Things I learned today

It took me to 52 and a half years of age to learn that there are people who customise their Lamborghinis. I’m not talking about adding tinted windows or roof racks, or maybe even lowering the car.

I’m talking about people who take cars that start at USD$200,000 and stick crystals on them. Like this one, covered with 2 million Swarovski crystals.

Japanese Standing bar restaurants and cafes are just as lovely, if not more so, than Italian ones where all we eat is a sweet with our tiny coffee. But there is a Japanese standing restaurant that has penis motifs everywhere. Lovely, refined Tokyo dwellers go to this restaurant and stand, surrounded by crystal dicks, glass dicks, rubber dicks, pink dicks, black dicks, all.of.the.dicks, while eating noodles.

There is an old woman in Tokyo, she calls herself Sumirock, she’s like 100, and she learned to be a DJ just recently, and she DJs at events all over the city. Does she play smooth jazz, you know, Bouble? She does not. Sumirock plays hard house and techno. She claims that “using the CDJs is like frying on the stove at home”. She said that. I think I know someone in the audience.

This is something, says one of the talking heads on this very curious show I’ve jumped into on Netflix, that offers up some form of escapism to help stressed people rediscover their sense of adventure.

In episode two, there’s a woman who has a fried chicken cafe in South Korea, and she thanks every piece of chicken as she serves it. She says this without irony. She sees this as her purpose in life, to fry chicken, so she can meet lots of new people every day. She doesn’t want or need to go on holiday because paradise is in the laneway in Seoul where she has her chicken stand. There is nowhere else she would rather be.

▶ [DIRECTIONS]:
1 – Answer the following questions using the "Things I learned today" post.
(a) How many Swarovski crystals cover the Lamborghini the post mentions?
(b) What styles of music does Sumirock play?
(c) Where is the fried chicken stand of the woman in episode two?
2 – From the "Things I learned today" post, return the part that opens with the words containing "Japanese Standing bar" and closes with "while eating noodles.".

▶ [ROWS]:
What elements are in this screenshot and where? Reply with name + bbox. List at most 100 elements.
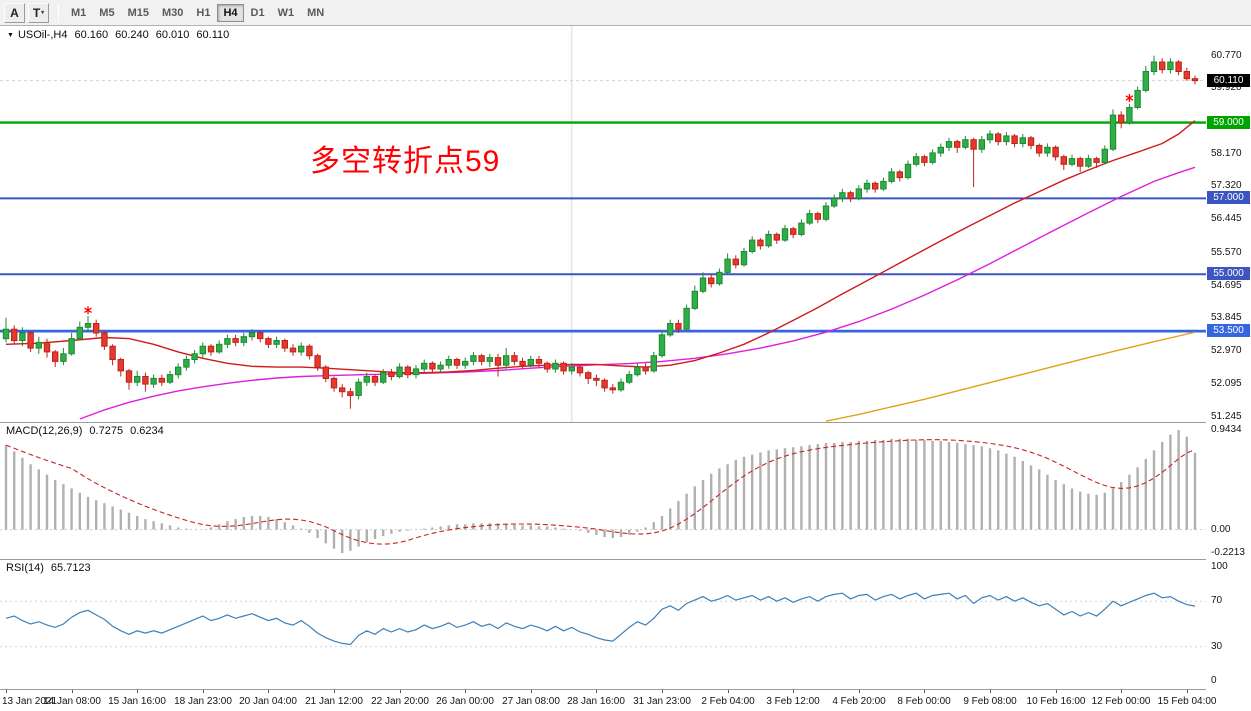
chart-annotation-text[interactable]: 多空转折点59 bbox=[310, 145, 501, 178]
macd-pane[interactable] bbox=[0, 422, 1206, 559]
time-axis-label: 10 Feb 16:00 bbox=[1026, 696, 1086, 707]
timeframe-button-mn[interactable]: MN bbox=[307, 6, 325, 19]
time-axis-label: 21 Jan 12:00 bbox=[305, 696, 363, 707]
rsi-axis-label: 100 bbox=[1211, 561, 1228, 572]
rsi-title: RSI(14) 65.7123 bbox=[6, 562, 91, 574]
macd-canvas[interactable] bbox=[0, 422, 1206, 559]
close-value: 60.110 bbox=[196, 29, 230, 41]
timeframe-button-h1[interactable]: H1 bbox=[196, 6, 211, 19]
price-axis-label: 52.095 bbox=[1211, 378, 1242, 389]
price-axis-label: 54.695 bbox=[1211, 280, 1242, 291]
time-axis-label: 14 Jan 08:00 bbox=[43, 696, 101, 707]
time-axis-label: 28 Jan 16:00 bbox=[567, 696, 625, 707]
price-level-badge: 57.000 bbox=[1207, 191, 1250, 204]
pane-separator[interactable] bbox=[0, 559, 1251, 560]
time-axis[interactable]: 13 Jan 2021 14 Jan 08:00 15 Jan 16:00 18 Ja… bbox=[0, 690, 1251, 711]
price-axis-label: 57.320 bbox=[1211, 180, 1242, 191]
price-axis-label: 56.445 bbox=[1211, 213, 1242, 224]
timeframe-button-m15[interactable]: M15 bbox=[127, 6, 149, 19]
time-tick bbox=[1187, 690, 1188, 693]
chart-title: ▼ USOil-,H4 60.160 60.240 60.010 60.110 bbox=[7, 29, 229, 41]
time-tick bbox=[1056, 690, 1057, 693]
time-axis-label: 2 Feb 04:00 bbox=[701, 696, 755, 707]
macd-axis-label: 0.00 bbox=[1211, 524, 1231, 535]
price-chart-canvas[interactable] bbox=[0, 26, 1206, 422]
time-axis-label: 12 Feb 00:00 bbox=[1091, 696, 1151, 707]
macd-title: MACD(12,26,9) 0.7275 0.6234 bbox=[6, 425, 164, 437]
red-star-mark bbox=[1125, 94, 1134, 102]
rsi-value: 65.7123 bbox=[50, 562, 91, 574]
rsi-axis-label: 0 bbox=[1211, 675, 1217, 686]
price-chart-pane[interactable] bbox=[0, 26, 1206, 422]
time-axis-label: 18 Jan 23:00 bbox=[174, 696, 232, 707]
macd-main-value: 0.7275 bbox=[89, 425, 124, 437]
rsi-axis-label: 30 bbox=[1211, 641, 1223, 652]
macd-signal-value: 0.6234 bbox=[130, 425, 164, 437]
timeframe-button-m30[interactable]: M30 bbox=[161, 6, 184, 19]
chevron-down-icon: ▾ bbox=[41, 10, 45, 16]
price-axis-label: 53.845 bbox=[1211, 312, 1242, 323]
collapse-caret-icon[interactable]: ▼ bbox=[7, 32, 14, 39]
time-tick bbox=[531, 690, 532, 693]
price-axis-label: 52.970 bbox=[1211, 345, 1242, 356]
timeframe-button-m5[interactable]: M5 bbox=[99, 6, 115, 19]
time-axis-label: 27 Jan 08:00 bbox=[502, 696, 560, 707]
cursor-tool-label: A bbox=[10, 5, 19, 20]
toolbar-separator bbox=[58, 3, 59, 22]
time-tick bbox=[924, 690, 925, 693]
time-axis-label: 20 Jan 04:00 bbox=[239, 696, 297, 707]
cursor-tool-button[interactable]: A bbox=[4, 2, 25, 23]
toolbar: A T ▾ M1 M5 M15 M30 H1 H4 D1 W1 MN bbox=[0, 0, 1251, 26]
macd-axis-label: 0.9434 bbox=[1211, 424, 1242, 435]
time-tick bbox=[596, 690, 597, 693]
time-tick bbox=[203, 690, 204, 693]
price-level-badge: 59.000 bbox=[1207, 116, 1250, 129]
time-axis-label: 31 Jan 23:00 bbox=[633, 696, 691, 707]
time-tick bbox=[990, 690, 991, 693]
red-star-mark bbox=[84, 306, 92, 315]
timeframe-button-group: M1 M5 M15 M30 H1 H4 D1 W1 MN bbox=[65, 3, 330, 22]
time-axis-label: 8 Feb 00:00 bbox=[897, 696, 951, 707]
time-axis-label: 15 Jan 16:00 bbox=[108, 696, 166, 707]
low-value: 60.010 bbox=[155, 29, 190, 41]
pane-separator[interactable] bbox=[0, 422, 1251, 423]
rsi-canvas[interactable] bbox=[0, 559, 1206, 689]
price-axis-label: 59.920 bbox=[1211, 82, 1242, 93]
time-axis-label: 15 Feb 04:00 bbox=[1157, 696, 1217, 707]
macd-axis-label: -0.2213 bbox=[1211, 547, 1245, 558]
rsi-axis-label: 70 bbox=[1211, 595, 1223, 606]
time-tick bbox=[793, 690, 794, 693]
text-tool-button[interactable]: T ▾ bbox=[28, 2, 49, 23]
open-value: 60.160 bbox=[74, 29, 109, 41]
time-axis-label: 26 Jan 00:00 bbox=[436, 696, 494, 707]
time-tick bbox=[334, 690, 335, 693]
time-tick bbox=[662, 690, 663, 693]
price-axis-label: 60.770 bbox=[1211, 50, 1242, 61]
time-tick bbox=[72, 690, 73, 693]
time-axis-label: 13 Jan 2021 bbox=[2, 696, 58, 707]
price-axis-label: 55.570 bbox=[1211, 247, 1242, 258]
time-tick bbox=[728, 690, 729, 693]
time-tick bbox=[859, 690, 860, 693]
time-tick bbox=[137, 690, 138, 693]
text-tool-label: T bbox=[32, 5, 41, 20]
timeframe-button-d1[interactable]: D1 bbox=[250, 6, 265, 19]
price-level-badge: 55.000 bbox=[1207, 267, 1250, 280]
timeframe-button-h4[interactable]: H4 bbox=[217, 3, 244, 22]
price-axis-label: 51.245 bbox=[1211, 411, 1242, 422]
time-axis-label: 4 Feb 20:00 bbox=[832, 696, 886, 707]
symbol-timeframe-label: USOil-,H4 bbox=[17, 29, 68, 41]
high-value: 60.240 bbox=[115, 29, 149, 41]
time-tick bbox=[465, 690, 466, 693]
rsi-pane[interactable] bbox=[0, 559, 1206, 689]
price-level-badge: 53.500 bbox=[1207, 324, 1250, 337]
macd-label: MACD(12,26,9) bbox=[6, 425, 83, 437]
timeframe-button-w1[interactable]: W1 bbox=[277, 6, 295, 19]
timeframe-button-m1[interactable]: M1 bbox=[71, 6, 87, 19]
time-axis-label: 9 Feb 08:00 bbox=[963, 696, 1017, 707]
axis-separator bbox=[0, 689, 1251, 690]
time-tick bbox=[6, 690, 7, 693]
price-axis[interactable]: 60.77059.92059.04558.17057.32056.44555.5… bbox=[1206, 0, 1251, 711]
rsi-label: RSI(14) bbox=[6, 562, 44, 574]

▶ [TASK-BY-TASK SOLUTIONS]:
1 –
(a) 2 million.
(b) Hard house and techno.
(c) In a laneway in Seoul, South Korea.

2 –
Japanese Standing bar restaurants and cafes are just as lovely, if not more so, than Italian ones where all we eat is a sweet with our tiny coffee. But there is a Japanese standing restaurant that has penis motifs everywhere. Lovely, refined Tokyo dwellers go to this restaurant and stand, surrounded by crystal dicks, glass dicks, rubber dicks, pink dicks, black dicks, all.of.the.dicks, while eating noodles.